__What needs to be done__. In the data that follows, count the lines in which the word "或基本技能" occurs, and report that figure alone.
-- begin --
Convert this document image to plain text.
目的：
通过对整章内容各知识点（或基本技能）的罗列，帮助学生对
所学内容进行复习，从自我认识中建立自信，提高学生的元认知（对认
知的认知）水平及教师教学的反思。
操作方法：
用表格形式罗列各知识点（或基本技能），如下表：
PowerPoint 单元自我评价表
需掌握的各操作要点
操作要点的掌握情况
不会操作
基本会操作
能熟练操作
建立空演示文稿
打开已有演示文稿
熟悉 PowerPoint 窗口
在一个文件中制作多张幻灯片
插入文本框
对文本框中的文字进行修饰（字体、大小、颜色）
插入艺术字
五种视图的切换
-- end --
__Exercise response__. 2